(Your objective) Filter the listing and keep only the lines with the word "this".

(Working data)

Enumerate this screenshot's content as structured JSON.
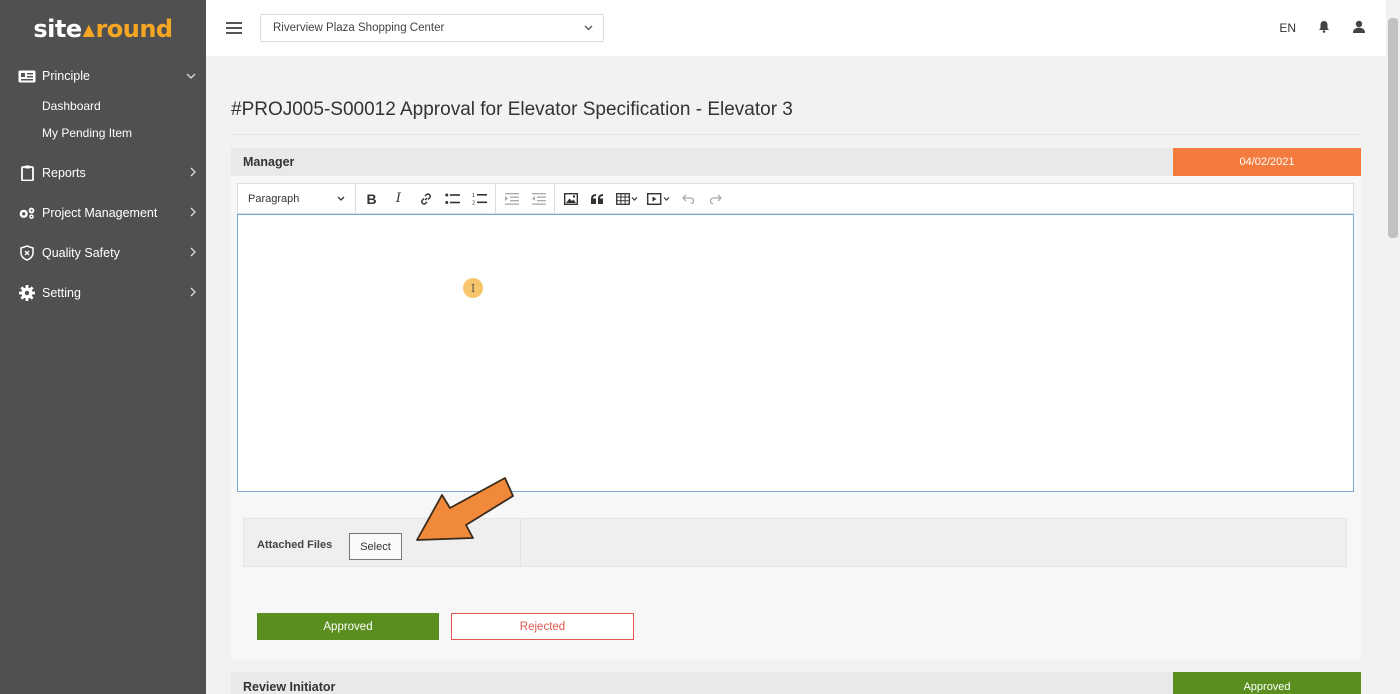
{
  "app": {
    "logo_part1": "site",
    "logo_caret": "▲",
    "logo_part2": "round"
  },
  "sidebar": {
    "groups": [
      {
        "label": "Principle",
        "icon": "id-card-icon",
        "expanded": true
      },
      {
        "label": "Reports",
        "icon": "clipboard-icon"
      },
      {
        "label": "Project Management",
        "icon": "gears-icon"
      },
      {
        "label": "Quality Safety",
        "icon": "shield-icon"
      },
      {
        "label": "Setting",
        "icon": "gear-icon"
      }
    ],
    "sub_items": [
      "Dashboard",
      "My Pending Item"
    ]
  },
  "header": {
    "project": "Riverview Plaza Shopping Center",
    "language": "EN"
  },
  "page": {
    "title": "#PROJ005-S00012 Approval for Elevator Specification - Elevator 3"
  },
  "manager": {
    "label": "Manager",
    "date": "04/02/2021",
    "toolbar": {
      "paragraph": "Paragraph",
      "bold": "B",
      "italic": "I"
    },
    "editor_value": "",
    "attached_files_label": "Attached Files",
    "select_label": "Select",
    "approved_label": "Approved",
    "rejected_label": "Rejected"
  },
  "review": {
    "label": "Review Initiator",
    "status": "Approved"
  },
  "colors": {
    "sidebar_bg": "#505050",
    "logo_accent": "#f5a623",
    "date_badge": "#f47b3e",
    "approved": "#5a8f20",
    "rejected": "#e0574f",
    "arrow": "#f08a3a"
  }
}
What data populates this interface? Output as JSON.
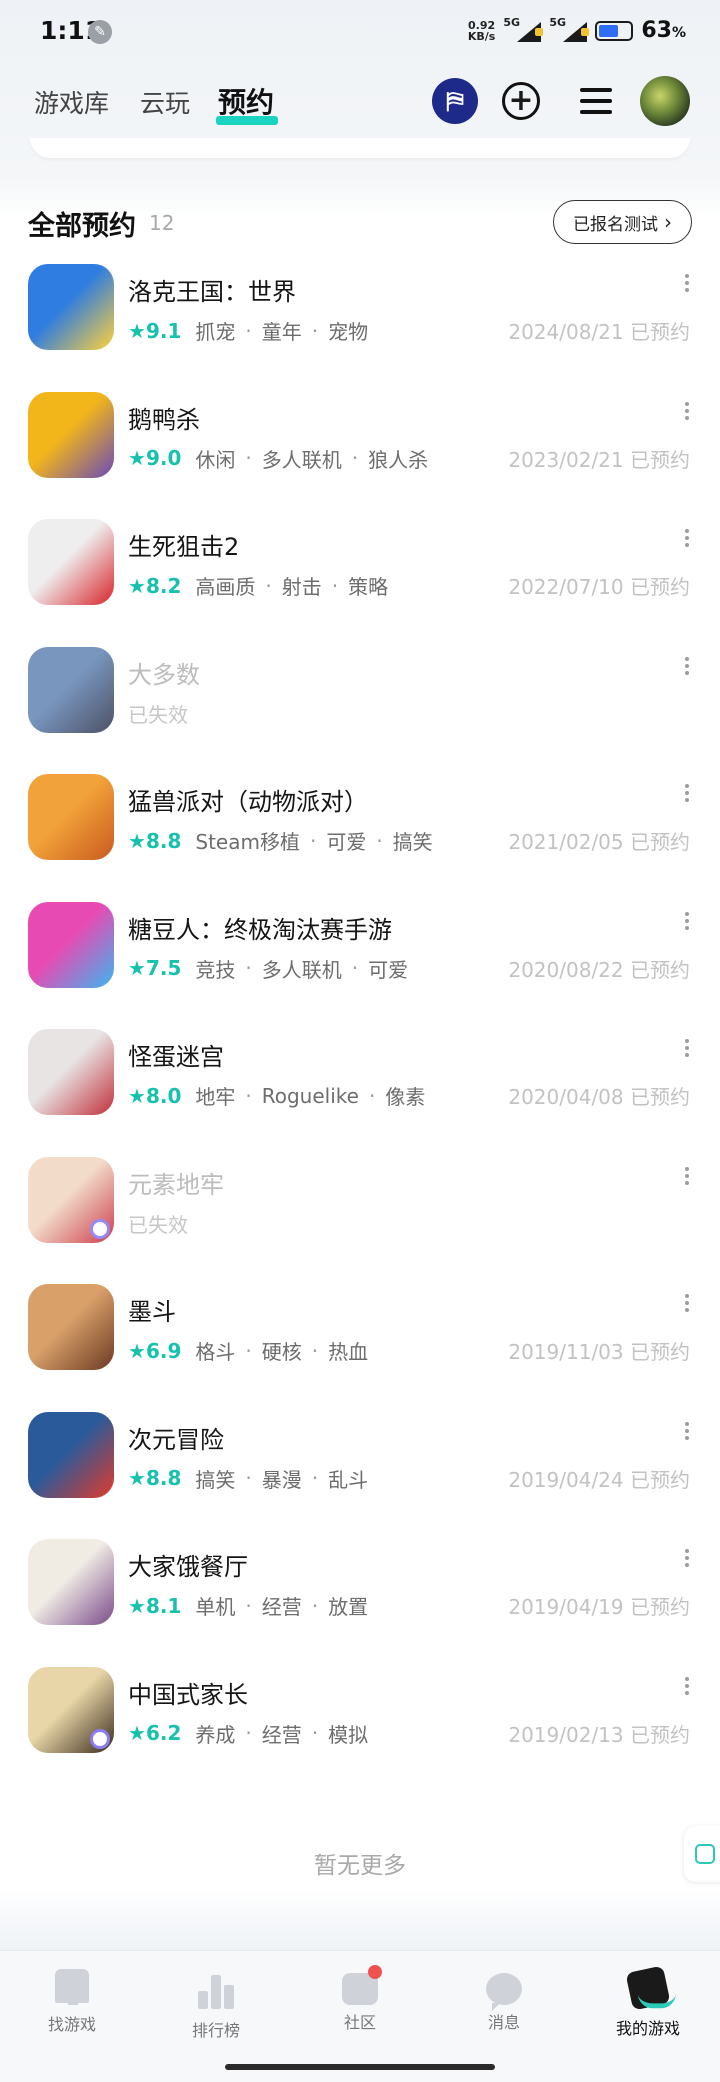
{
  "status_bar": {
    "time": "1:11",
    "net_speed_value": "0.92",
    "net_speed_unit": "KB/s",
    "sim1": "5G",
    "sim2": "5G",
    "battery_percent": "63",
    "battery_unit": "%"
  },
  "header": {
    "tabs": [
      {
        "label": "游戏库",
        "active": false
      },
      {
        "label": "云玩",
        "active": false
      },
      {
        "label": "预约",
        "active": true
      }
    ],
    "icons": [
      "gift-icon",
      "plus-icon",
      "menu-icon",
      "avatar"
    ]
  },
  "section": {
    "title": "全部预约",
    "count": "12",
    "registered_button": "已报名测试"
  },
  "games": [
    {
      "name": "洛克王国：世界",
      "rating": "9.1",
      "tags": [
        "抓宠",
        "童年",
        "宠物"
      ],
      "date": "2024/08/21 已预约",
      "expired": false,
      "colors": [
        "#2f7de0",
        "#ffd23a"
      ]
    },
    {
      "name": "鹅鸭杀",
      "rating": "9.0",
      "tags": [
        "休闲",
        "多人联机",
        "狼人杀"
      ],
      "date": "2023/02/21 已预约",
      "expired": false,
      "colors": [
        "#f2b51a",
        "#6a4ab8"
      ]
    },
    {
      "name": "生死狙击2",
      "rating": "8.2",
      "tags": [
        "高画质",
        "射击",
        "策略"
      ],
      "date": "2022/07/10 已预约",
      "expired": false,
      "colors": [
        "#eeeeee",
        "#d8242a"
      ]
    },
    {
      "name": "大多数",
      "rating": "",
      "tags": [],
      "status": "已失效",
      "date": "",
      "expired": true,
      "colors": [
        "#6b8bb8",
        "#3a3f55"
      ]
    },
    {
      "name": "猛兽派对（动物派对）",
      "rating": "8.8",
      "tags": [
        "Steam移植",
        "可爱",
        "搞笑"
      ],
      "date": "2021/02/05 已预约",
      "expired": false,
      "colors": [
        "#f2a23a",
        "#c95a1e"
      ]
    },
    {
      "name": "糖豆人：终极淘汰赛手游",
      "rating": "7.5",
      "tags": [
        "竞技",
        "多人联机",
        "可爱"
      ],
      "date": "2020/08/22 已预约",
      "expired": false,
      "colors": [
        "#e84ab3",
        "#3ab6f0"
      ]
    },
    {
      "name": "怪蛋迷宫",
      "rating": "8.0",
      "tags": [
        "地牢",
        "Roguelike",
        "像素"
      ],
      "date": "2020/04/08 已预约",
      "expired": false,
      "colors": [
        "#e8e4e4",
        "#c0303a"
      ]
    },
    {
      "name": "元素地牢",
      "rating": "",
      "tags": [],
      "status": "已失效",
      "date": "",
      "expired": true,
      "colors": [
        "#f1d9c4",
        "#c8283a"
      ],
      "badge": true
    },
    {
      "name": "墨斗",
      "rating": "6.9",
      "tags": [
        "格斗",
        "硬核",
        "热血"
      ],
      "date": "2019/11/03 已预约",
      "expired": false,
      "colors": [
        "#d9a06a",
        "#6b3a22"
      ]
    },
    {
      "name": "次元冒险",
      "rating": "8.8",
      "tags": [
        "搞笑",
        "暴漫",
        "乱斗"
      ],
      "date": "2019/04/24 已预约",
      "expired": false,
      "colors": [
        "#2a5a9a",
        "#e23a2a"
      ]
    },
    {
      "name": "大家饿餐厅",
      "rating": "8.1",
      "tags": [
        "单机",
        "经营",
        "放置"
      ],
      "date": "2019/04/19 已预约",
      "expired": false,
      "colors": [
        "#f0ece4",
        "#7a4a8a"
      ]
    },
    {
      "name": "中国式家长",
      "rating": "6.2",
      "tags": [
        "养成",
        "经营",
        "模拟"
      ],
      "date": "2019/02/13 已预约",
      "expired": false,
      "colors": [
        "#e8d6a8",
        "#3a2a1a"
      ],
      "badge": true
    }
  ],
  "footer": {
    "no_more": "暂无更多"
  },
  "bottom_nav": [
    {
      "label": "找游戏",
      "icon": "hammer-icon",
      "active": false
    },
    {
      "label": "排行榜",
      "icon": "ranking-icon",
      "active": false
    },
    {
      "label": "社区",
      "icon": "community-icon",
      "active": false,
      "has_dot": true
    },
    {
      "label": "消息",
      "icon": "message-icon",
      "active": false
    },
    {
      "label": "我的游戏",
      "icon": "gamepad-icon",
      "active": true
    }
  ]
}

(Answer to the task)
Enumerate this screenshot's content as structured JSON.
What data populates this interface? Output as JSON.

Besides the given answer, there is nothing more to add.